• **Directions for this task**
Leave out the pictures and repeat the data exactly.

• **Records to process**
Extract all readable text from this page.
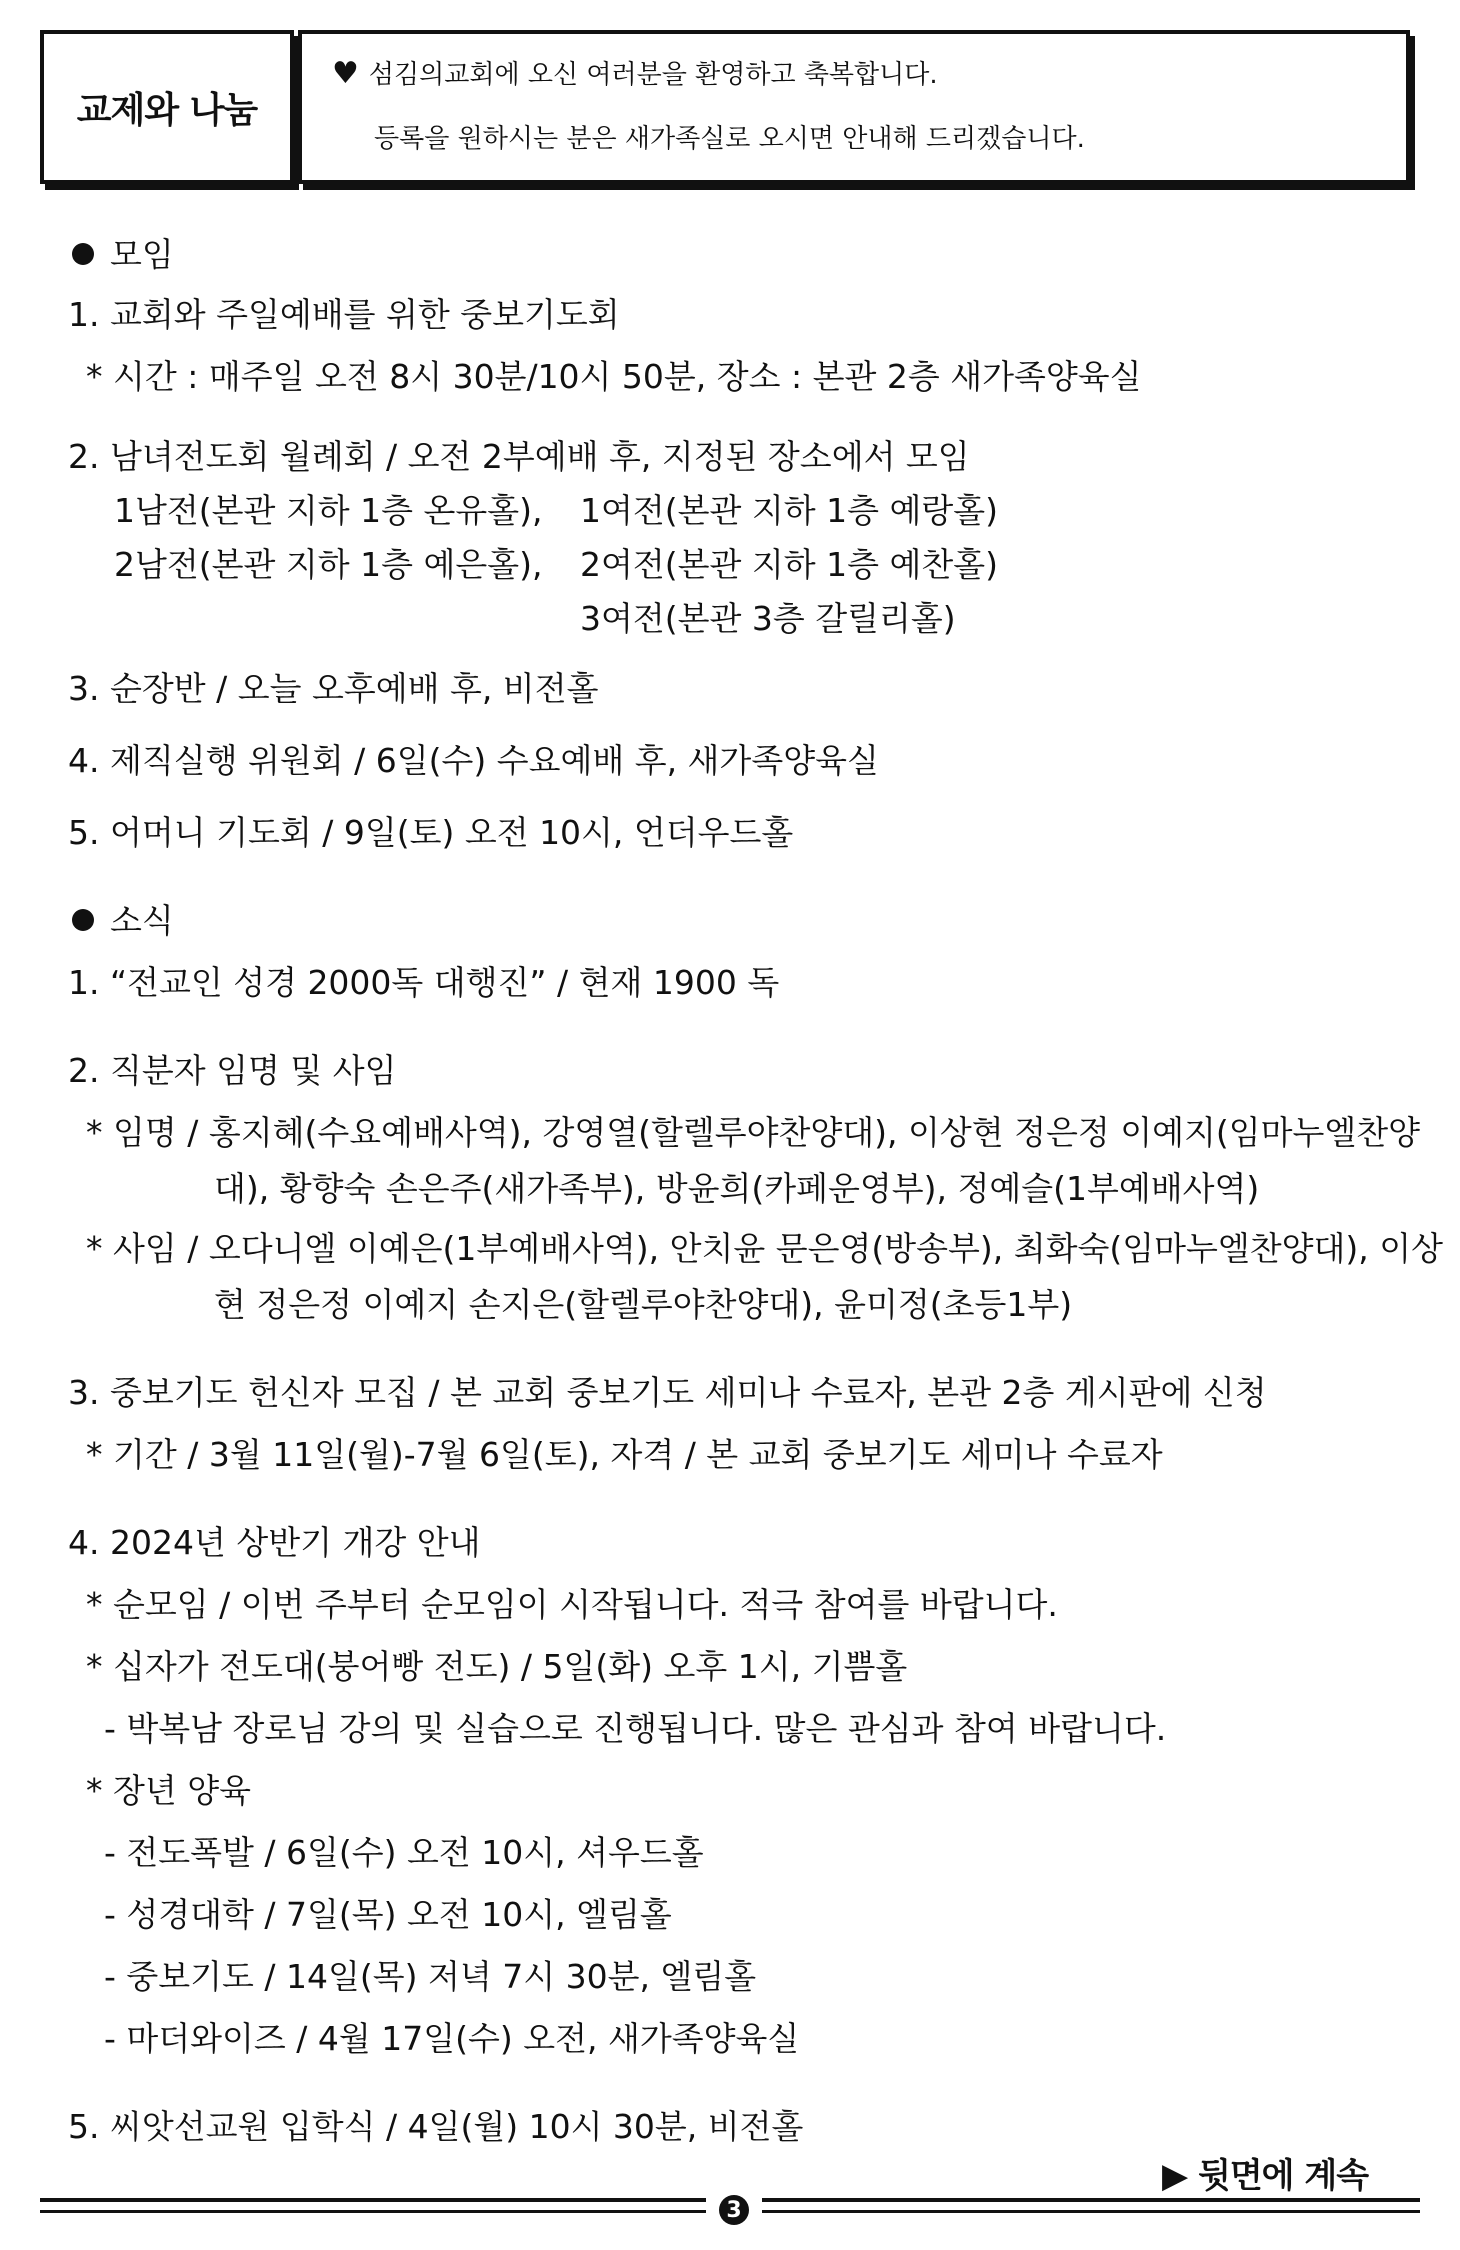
교제와 나눔
♥ 섬김의교회에 오신 여러분을 환영하고 축복합니다.
등록을 원하시는 분은 새가족실로 오시면 안내해 드리겠습니다.
모임
1. 교회와 주일예배를 위한 중보기도회
* 시간 : 매주일 오전 8시 30분/10시 50분, 장소 : 본관 2층 새가족양육실
2. 남녀전도회 월례회 / 오전 2부예배 후, 지정된 장소에서 모임
1남전(본관 지하 1층 온유홀), 1여전(본관 지하 1층 예랑홀)
2남전(본관 지하 1층 예은홀), 2여전(본관 지하 1층 예찬홀)
3여전(본관 3층 갈릴리홀)
3. 순장반 / 오늘 오후예배 후, 비전홀
4. 제직실행 위원회 / 6일(수) 수요예배 후, 새가족양육실
5. 어머니 기도회 / 9일(토) 오전 10시, 언더우드홀
소식
1. “전교인 성경 2000독 대행진” / 현재 1900 독
2. 직분자 임명 및 사임
* 임명 / 홍지혜(수요예배사역), 강영열(할렐루야찬양대), 이상현 정은정 이예지(임마누엘찬양
대), 황향숙 손은주(새가족부), 방윤희(카페운영부), 정예슬(1부예배사역)
* 사임 / 오다니엘 이예은(1부예배사역), 안치윤 문은영(방송부), 최화숙(임마누엘찬양대), 이상
현 정은정 이예지 손지은(할렐루야찬양대), 윤미정(초등1부)
3. 중보기도 헌신자 모집 / 본 교회 중보기도 세미나 수료자, 본관 2층 게시판에 신청
* 기간 / 3월 11일(월)-7월 6일(토), 자격 / 본 교회 중보기도 세미나 수료자
4. 2024년 상반기 개강 안내
* 순모임 / 이번 주부터 순모임이 시작됩니다. 적극 참여를 바랍니다.
* 십자가 전도대(붕어빵 전도) / 5일(화) 오후 1시, 기쁨홀
- 박복남 장로님 강의 및 실습으로 진행됩니다. 많은 관심과 참여 바랍니다.
* 장년 양육
- 전도폭발 / 6일(수) 오전 10시, 셔우드홀
- 성경대학 / 7일(목) 오전 10시, 엘림홀
- 중보기도 / 14일(목) 저녁 7시 30분, 엘림홀
- 마더와이즈 / 4월 17일(수) 오전, 새가족양육실
5. 씨앗선교원 입학식 / 4일(월) 10시 30분, 비전홀
▶ 뒷면에 계속
3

• **Exercise answer**
Extract all readable text from this page.
교제와 나눔
♥ 섬김의교회에 오신 여러분을 환영하고 축복합니다.
등록을 원하시는 분은 새가족실로 오시면 안내해 드리겠습니다.
모임
1. 교회와 주일예배를 위한 중보기도회
* 시간 : 매주일 오전 8시 30분/10시 50분, 장소 : 본관 2층 새가족양육실
2. 남녀전도회 월례회 / 오전 2부예배 후, 지정된 장소에서 모임
1남전(본관 지하 1층 온유홀), 1여전(본관 지하 1층 예랑홀)
2남전(본관 지하 1층 예은홀), 2여전(본관 지하 1층 예찬홀)
3여전(본관 3층 갈릴리홀)
3. 순장반 / 오늘 오후예배 후, 비전홀
4. 제직실행 위원회 / 6일(수) 수요예배 후, 새가족양육실
5. 어머니 기도회 / 9일(토) 오전 10시, 언더우드홀
소식
1. “전교인 성경 2000독 대행진” / 현재 1900 독
2. 직분자 임명 및 사임
* 임명 / 홍지혜(수요예배사역), 강영열(할렐루야찬양대), 이상현 정은정 이예지(임마누엘찬양
대), 황향숙 손은주(새가족부), 방윤희(카페운영부), 정예슬(1부예배사역)
* 사임 / 오다니엘 이예은(1부예배사역), 안치윤 문은영(방송부), 최화숙(임마누엘찬양대), 이상
현 정은정 이예지 손지은(할렐루야찬양대), 윤미정(초등1부)
3. 중보기도 헌신자 모집 / 본 교회 중보기도 세미나 수료자, 본관 2층 게시판에 신청
* 기간 / 3월 11일(월)-7월 6일(토), 자격 / 본 교회 중보기도 세미나 수료자
4. 2024년 상반기 개강 안내
* 순모임 / 이번 주부터 순모임이 시작됩니다. 적극 참여를 바랍니다.
* 십자가 전도대(붕어빵 전도) / 5일(화) 오후 1시, 기쁨홀
- 박복남 장로님 강의 및 실습으로 진행됩니다. 많은 관심과 참여 바랍니다.
* 장년 양육
- 전도폭발 / 6일(수) 오전 10시, 셔우드홀
- 성경대학 / 7일(목) 오전 10시, 엘림홀
- 중보기도 / 14일(목) 저녁 7시 30분, 엘림홀
- 마더와이즈 / 4월 17일(수) 오전, 새가족양육실
5. 씨앗선교원 입학식 / 4일(월) 10시 30분, 비전홀
▶ 뒷면에 계속
3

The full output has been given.